• **Given instruction**
Pick out each line below containing "组件文档".

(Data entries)
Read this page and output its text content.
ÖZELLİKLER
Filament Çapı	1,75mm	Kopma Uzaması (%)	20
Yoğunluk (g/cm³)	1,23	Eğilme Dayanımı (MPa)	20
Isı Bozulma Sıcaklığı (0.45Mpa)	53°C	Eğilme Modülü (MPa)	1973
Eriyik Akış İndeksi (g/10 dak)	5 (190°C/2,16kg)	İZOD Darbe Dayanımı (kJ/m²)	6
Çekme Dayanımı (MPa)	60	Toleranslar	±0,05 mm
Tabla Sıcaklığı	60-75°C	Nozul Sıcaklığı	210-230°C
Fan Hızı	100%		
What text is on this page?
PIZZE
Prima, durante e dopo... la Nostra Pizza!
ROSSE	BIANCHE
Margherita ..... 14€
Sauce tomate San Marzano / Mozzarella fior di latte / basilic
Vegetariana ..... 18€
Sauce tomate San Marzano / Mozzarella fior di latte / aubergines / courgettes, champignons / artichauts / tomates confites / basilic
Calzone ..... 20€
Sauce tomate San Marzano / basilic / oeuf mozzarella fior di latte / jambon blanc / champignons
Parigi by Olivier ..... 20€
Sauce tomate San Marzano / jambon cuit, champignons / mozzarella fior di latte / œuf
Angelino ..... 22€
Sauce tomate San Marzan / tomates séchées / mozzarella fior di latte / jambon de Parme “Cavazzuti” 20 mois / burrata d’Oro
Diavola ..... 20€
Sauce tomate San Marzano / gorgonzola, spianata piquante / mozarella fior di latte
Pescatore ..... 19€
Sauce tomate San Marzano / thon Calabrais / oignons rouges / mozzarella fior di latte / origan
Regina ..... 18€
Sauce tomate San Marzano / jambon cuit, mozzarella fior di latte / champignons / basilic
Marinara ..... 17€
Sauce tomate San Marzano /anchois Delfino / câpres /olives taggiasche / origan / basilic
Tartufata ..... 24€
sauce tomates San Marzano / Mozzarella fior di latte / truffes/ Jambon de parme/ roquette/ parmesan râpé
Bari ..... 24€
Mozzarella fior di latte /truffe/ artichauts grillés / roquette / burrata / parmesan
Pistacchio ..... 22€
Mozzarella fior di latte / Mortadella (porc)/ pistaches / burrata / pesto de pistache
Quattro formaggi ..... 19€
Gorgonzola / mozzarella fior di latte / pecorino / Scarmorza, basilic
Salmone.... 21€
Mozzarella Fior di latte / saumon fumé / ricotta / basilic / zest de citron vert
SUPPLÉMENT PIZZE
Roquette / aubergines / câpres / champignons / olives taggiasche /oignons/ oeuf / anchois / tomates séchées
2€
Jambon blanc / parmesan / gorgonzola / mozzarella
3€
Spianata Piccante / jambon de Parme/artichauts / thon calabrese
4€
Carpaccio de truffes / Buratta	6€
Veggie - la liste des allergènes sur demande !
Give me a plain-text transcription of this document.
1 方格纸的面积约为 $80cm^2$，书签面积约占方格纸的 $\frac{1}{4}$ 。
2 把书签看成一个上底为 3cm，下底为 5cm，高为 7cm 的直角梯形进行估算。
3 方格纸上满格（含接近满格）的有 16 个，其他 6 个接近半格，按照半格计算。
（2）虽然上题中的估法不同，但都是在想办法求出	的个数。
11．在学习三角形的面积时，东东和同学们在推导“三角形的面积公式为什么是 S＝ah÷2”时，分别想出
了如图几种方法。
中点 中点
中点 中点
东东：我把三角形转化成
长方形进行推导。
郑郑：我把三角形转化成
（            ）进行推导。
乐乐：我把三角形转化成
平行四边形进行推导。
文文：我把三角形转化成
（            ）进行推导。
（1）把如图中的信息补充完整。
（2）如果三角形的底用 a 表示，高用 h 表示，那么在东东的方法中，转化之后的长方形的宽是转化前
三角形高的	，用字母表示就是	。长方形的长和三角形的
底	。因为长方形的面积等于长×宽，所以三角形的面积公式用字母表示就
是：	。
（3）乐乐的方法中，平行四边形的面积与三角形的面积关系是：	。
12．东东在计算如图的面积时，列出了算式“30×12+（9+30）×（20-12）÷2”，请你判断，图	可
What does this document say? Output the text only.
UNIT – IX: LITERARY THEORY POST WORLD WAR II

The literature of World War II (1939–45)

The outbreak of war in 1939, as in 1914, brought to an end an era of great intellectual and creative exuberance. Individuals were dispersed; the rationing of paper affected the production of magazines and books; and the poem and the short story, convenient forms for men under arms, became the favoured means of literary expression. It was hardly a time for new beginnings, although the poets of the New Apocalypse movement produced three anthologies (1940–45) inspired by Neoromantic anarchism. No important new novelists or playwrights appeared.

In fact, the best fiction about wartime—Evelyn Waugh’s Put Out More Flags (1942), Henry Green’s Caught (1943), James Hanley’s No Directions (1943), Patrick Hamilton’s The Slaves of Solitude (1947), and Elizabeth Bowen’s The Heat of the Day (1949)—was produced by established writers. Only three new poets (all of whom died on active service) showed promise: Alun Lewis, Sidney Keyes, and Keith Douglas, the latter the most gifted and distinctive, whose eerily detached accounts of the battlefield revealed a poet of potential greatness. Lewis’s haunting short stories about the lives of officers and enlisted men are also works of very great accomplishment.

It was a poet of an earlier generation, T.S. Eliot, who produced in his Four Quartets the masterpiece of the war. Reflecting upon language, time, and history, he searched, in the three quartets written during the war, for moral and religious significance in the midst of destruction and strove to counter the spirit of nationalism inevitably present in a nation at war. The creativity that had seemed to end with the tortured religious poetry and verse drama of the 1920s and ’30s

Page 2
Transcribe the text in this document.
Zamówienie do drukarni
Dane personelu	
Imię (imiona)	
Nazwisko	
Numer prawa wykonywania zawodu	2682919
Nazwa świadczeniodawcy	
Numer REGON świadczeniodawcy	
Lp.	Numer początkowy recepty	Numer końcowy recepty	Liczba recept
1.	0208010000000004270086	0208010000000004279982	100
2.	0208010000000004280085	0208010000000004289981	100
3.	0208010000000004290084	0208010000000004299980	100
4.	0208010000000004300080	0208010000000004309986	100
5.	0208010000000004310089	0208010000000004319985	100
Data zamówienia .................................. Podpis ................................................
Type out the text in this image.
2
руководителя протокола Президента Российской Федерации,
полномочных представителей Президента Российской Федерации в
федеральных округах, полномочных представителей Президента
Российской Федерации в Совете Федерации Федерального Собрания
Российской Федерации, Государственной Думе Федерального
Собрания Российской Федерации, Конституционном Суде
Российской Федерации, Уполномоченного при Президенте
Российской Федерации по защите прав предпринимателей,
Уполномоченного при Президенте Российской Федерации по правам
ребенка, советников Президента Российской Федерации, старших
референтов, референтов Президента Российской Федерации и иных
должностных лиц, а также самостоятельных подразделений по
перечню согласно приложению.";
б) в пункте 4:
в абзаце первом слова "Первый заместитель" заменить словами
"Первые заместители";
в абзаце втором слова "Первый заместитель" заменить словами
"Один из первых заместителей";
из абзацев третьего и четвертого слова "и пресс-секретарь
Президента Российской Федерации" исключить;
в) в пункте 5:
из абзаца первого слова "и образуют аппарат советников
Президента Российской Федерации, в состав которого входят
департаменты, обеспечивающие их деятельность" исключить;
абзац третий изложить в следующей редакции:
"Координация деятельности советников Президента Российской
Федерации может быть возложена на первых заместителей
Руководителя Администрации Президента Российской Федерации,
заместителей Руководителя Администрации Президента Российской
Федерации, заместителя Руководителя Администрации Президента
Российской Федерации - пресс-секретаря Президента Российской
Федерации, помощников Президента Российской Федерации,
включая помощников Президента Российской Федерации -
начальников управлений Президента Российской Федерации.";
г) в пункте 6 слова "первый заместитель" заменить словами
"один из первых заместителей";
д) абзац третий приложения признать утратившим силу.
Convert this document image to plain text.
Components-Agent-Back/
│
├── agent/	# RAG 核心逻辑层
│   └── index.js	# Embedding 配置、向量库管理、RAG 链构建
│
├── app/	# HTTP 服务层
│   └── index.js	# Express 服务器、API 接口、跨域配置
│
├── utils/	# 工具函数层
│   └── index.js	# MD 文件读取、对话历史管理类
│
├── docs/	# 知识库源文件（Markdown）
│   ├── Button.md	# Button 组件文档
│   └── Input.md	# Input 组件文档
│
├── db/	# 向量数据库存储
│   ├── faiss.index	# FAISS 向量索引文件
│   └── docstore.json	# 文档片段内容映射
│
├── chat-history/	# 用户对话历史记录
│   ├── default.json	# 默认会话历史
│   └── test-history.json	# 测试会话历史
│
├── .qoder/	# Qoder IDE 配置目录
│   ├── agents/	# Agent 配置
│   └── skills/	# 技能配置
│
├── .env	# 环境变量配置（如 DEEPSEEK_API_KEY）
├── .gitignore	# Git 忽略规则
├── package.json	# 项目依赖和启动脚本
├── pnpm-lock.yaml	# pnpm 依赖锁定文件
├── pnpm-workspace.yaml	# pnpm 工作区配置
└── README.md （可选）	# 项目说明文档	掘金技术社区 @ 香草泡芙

• **Task solution**
│   ├── Button.md	# Button 组件文档
│   └── Input.md	# Input 组件文档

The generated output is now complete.